Compile every line that includes the word "ylabel".
------------------------
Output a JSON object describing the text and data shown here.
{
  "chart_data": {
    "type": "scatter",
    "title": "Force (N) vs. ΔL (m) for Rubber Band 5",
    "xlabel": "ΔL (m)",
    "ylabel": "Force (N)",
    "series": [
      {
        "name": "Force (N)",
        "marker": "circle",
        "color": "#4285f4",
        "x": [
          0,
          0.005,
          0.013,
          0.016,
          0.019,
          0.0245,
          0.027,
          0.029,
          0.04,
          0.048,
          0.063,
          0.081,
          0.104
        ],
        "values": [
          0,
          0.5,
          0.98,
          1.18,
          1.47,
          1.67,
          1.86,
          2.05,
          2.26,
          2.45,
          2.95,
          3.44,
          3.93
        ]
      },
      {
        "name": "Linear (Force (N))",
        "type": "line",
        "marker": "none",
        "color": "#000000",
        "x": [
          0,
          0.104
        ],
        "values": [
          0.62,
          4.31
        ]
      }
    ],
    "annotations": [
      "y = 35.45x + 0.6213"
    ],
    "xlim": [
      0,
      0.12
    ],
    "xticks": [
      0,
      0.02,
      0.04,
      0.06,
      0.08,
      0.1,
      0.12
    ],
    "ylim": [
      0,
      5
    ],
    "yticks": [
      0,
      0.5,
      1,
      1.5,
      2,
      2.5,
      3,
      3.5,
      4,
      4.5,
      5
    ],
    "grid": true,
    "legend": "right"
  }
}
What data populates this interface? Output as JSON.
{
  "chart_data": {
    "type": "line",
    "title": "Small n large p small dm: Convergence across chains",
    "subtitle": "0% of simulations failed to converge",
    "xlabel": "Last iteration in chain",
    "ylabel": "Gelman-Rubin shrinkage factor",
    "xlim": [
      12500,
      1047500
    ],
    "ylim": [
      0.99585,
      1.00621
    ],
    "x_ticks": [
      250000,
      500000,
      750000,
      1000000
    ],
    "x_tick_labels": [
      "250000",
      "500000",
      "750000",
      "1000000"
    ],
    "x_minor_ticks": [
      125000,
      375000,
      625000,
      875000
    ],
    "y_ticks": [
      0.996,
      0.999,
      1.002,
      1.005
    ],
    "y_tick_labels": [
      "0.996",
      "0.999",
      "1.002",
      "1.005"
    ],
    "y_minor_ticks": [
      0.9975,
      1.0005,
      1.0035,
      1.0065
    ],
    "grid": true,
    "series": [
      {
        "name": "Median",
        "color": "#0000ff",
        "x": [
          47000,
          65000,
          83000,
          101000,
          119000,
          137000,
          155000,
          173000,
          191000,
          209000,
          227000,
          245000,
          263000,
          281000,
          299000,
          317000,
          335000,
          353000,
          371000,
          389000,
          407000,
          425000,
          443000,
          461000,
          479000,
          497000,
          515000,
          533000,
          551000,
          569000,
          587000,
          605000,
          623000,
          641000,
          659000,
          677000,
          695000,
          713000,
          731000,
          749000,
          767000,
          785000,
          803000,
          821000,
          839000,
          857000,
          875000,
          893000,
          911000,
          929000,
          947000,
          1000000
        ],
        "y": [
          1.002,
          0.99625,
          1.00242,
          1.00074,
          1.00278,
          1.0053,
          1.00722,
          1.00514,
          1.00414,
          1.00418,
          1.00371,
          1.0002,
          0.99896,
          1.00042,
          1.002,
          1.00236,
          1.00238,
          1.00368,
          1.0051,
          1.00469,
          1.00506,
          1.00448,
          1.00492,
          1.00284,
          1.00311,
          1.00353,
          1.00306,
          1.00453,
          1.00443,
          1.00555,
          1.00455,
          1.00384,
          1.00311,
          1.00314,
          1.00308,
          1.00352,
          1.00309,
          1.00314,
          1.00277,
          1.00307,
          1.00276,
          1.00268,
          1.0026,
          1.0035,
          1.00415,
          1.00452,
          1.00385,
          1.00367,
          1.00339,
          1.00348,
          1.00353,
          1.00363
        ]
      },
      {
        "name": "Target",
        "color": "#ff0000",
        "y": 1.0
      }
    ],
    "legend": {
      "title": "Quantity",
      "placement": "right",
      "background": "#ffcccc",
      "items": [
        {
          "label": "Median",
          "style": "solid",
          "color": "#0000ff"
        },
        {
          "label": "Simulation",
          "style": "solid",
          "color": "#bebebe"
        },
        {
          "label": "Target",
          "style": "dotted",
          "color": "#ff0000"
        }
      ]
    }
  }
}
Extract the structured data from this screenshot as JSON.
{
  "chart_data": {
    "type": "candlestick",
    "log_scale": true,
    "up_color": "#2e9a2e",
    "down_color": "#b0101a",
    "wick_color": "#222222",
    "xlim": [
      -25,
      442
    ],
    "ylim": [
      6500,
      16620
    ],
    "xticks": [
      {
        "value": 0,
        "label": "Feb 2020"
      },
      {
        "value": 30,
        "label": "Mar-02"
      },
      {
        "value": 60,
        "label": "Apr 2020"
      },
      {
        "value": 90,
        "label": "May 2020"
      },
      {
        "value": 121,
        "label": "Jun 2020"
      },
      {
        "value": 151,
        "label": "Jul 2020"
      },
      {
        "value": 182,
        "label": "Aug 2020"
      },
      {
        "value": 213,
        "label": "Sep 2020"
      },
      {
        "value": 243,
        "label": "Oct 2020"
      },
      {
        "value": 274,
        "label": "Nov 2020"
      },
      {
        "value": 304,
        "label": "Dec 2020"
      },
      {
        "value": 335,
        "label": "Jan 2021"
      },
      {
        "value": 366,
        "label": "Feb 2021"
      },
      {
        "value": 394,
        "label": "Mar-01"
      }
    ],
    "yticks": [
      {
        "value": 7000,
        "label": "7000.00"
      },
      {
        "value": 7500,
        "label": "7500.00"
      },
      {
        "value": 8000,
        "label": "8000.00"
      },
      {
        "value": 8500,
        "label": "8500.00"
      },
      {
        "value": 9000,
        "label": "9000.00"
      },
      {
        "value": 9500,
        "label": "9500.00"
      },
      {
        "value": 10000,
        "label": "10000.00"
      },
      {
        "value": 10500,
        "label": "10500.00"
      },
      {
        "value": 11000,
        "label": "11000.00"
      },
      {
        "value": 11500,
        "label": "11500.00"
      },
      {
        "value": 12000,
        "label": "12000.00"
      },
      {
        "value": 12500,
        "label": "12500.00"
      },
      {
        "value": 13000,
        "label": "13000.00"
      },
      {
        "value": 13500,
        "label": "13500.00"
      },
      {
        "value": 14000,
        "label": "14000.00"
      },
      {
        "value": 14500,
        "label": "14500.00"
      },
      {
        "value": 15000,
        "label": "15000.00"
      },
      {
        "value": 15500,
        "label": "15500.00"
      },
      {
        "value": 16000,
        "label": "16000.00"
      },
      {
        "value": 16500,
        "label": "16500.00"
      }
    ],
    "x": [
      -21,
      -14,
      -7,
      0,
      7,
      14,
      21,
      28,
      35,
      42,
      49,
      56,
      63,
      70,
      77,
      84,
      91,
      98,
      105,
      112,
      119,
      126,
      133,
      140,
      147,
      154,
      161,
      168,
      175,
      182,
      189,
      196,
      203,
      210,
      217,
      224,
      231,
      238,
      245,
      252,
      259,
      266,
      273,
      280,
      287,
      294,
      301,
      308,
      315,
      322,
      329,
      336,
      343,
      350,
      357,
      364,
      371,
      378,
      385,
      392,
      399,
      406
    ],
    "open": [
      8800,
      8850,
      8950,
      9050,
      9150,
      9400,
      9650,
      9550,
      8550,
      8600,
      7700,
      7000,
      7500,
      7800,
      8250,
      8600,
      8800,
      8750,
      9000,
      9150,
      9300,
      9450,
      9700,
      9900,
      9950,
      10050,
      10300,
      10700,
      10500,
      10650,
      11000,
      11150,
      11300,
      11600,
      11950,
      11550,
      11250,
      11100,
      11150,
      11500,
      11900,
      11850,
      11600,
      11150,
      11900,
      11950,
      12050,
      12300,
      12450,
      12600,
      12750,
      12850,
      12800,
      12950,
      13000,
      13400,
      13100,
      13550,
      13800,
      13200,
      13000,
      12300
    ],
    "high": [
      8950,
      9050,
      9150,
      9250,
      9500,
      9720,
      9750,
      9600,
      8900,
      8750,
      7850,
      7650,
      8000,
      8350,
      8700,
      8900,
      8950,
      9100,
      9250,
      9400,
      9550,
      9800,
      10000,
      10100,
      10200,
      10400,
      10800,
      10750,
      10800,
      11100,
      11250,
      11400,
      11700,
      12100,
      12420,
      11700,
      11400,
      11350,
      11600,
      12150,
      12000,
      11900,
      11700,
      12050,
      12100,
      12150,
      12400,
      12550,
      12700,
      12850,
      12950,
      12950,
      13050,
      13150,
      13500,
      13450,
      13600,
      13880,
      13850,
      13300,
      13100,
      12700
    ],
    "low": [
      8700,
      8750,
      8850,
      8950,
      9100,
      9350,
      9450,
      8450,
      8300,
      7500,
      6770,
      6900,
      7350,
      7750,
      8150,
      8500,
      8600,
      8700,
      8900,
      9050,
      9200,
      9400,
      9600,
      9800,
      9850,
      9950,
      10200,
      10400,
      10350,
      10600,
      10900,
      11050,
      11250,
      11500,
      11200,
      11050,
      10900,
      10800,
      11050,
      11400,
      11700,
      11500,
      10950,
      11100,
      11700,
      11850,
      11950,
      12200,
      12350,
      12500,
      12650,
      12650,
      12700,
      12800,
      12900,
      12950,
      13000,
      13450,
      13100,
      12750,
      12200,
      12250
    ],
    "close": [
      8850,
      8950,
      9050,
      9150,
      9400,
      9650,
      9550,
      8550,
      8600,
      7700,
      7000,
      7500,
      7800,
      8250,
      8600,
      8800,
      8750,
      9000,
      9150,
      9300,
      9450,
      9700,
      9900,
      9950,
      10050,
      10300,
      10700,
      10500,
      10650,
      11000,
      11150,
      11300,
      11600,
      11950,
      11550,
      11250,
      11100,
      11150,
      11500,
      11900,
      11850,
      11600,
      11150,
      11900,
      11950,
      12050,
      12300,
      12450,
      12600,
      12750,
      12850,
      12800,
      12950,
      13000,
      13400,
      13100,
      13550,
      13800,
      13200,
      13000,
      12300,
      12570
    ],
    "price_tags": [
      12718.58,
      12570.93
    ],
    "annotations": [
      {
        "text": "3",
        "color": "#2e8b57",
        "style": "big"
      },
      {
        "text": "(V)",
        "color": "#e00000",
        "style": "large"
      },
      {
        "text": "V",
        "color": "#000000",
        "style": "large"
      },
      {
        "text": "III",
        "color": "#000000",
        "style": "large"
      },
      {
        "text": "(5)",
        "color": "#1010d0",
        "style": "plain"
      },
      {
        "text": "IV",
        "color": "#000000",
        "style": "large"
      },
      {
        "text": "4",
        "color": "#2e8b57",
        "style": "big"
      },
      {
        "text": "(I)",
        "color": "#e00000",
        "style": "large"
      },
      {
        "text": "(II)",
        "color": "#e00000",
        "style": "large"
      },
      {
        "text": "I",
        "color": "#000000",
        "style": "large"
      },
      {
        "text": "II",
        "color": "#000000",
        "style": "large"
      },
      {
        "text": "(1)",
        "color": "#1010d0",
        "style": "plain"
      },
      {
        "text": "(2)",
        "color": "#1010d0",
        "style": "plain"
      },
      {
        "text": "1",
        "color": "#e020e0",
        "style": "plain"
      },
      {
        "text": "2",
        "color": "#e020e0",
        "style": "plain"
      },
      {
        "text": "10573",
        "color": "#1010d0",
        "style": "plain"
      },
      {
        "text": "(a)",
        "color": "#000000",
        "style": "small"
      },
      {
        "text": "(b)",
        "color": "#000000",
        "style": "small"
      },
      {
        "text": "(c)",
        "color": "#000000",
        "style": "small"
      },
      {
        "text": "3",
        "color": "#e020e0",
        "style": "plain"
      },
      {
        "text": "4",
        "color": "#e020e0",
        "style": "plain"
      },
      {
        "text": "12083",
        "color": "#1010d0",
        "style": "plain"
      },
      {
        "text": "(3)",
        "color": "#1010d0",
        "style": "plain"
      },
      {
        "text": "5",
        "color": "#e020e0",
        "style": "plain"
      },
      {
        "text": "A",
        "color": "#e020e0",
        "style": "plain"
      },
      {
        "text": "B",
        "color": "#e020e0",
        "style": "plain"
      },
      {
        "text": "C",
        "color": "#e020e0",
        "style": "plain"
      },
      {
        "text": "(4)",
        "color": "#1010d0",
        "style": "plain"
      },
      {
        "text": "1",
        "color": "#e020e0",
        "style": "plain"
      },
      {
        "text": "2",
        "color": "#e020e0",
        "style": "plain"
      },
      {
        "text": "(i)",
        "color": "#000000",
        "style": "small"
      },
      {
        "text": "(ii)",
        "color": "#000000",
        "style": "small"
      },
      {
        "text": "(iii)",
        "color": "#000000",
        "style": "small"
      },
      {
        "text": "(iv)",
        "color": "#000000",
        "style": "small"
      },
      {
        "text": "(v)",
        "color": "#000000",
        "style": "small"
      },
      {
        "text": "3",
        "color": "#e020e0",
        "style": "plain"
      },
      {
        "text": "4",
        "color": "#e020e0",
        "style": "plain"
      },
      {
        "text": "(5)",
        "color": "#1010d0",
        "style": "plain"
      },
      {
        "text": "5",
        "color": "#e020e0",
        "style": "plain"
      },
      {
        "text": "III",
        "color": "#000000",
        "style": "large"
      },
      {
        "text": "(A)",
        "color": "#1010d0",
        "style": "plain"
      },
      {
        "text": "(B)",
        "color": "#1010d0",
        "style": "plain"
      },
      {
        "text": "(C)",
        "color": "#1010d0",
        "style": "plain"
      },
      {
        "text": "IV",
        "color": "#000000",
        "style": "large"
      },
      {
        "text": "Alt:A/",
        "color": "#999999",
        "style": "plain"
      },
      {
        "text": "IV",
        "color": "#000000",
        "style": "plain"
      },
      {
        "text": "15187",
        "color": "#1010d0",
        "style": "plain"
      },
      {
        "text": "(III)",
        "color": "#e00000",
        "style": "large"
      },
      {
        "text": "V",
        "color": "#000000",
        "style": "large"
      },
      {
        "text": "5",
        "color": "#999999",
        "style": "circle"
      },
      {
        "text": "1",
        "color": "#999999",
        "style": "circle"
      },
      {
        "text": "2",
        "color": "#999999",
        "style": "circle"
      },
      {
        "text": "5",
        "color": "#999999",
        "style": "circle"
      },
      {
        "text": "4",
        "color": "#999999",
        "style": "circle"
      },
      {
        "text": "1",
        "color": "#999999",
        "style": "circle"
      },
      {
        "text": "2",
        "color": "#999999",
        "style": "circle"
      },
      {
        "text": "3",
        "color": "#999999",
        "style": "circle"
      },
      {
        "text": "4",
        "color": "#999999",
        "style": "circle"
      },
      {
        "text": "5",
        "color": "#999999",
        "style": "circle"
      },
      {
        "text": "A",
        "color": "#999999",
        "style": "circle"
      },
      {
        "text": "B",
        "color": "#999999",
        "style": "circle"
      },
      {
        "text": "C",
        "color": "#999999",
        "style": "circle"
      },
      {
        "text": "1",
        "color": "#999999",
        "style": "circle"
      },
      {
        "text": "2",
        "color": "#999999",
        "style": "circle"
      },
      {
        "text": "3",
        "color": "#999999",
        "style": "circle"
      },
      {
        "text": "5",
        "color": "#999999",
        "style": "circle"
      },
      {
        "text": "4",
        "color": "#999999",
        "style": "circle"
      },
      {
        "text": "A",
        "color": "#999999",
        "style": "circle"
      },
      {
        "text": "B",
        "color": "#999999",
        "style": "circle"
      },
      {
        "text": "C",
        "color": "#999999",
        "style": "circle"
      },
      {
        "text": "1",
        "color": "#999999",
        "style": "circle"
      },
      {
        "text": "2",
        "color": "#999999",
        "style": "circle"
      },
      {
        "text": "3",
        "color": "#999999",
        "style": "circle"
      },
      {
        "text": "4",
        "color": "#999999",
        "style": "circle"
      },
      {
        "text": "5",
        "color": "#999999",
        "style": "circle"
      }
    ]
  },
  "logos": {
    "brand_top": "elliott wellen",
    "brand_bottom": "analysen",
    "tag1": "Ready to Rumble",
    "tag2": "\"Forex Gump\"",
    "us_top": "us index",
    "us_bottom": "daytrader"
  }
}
------------------------
> **Finished exercise**:
    "ylabel": "Force (N)",
    "ylabel": "Gelman-Rubin shrinkage factor",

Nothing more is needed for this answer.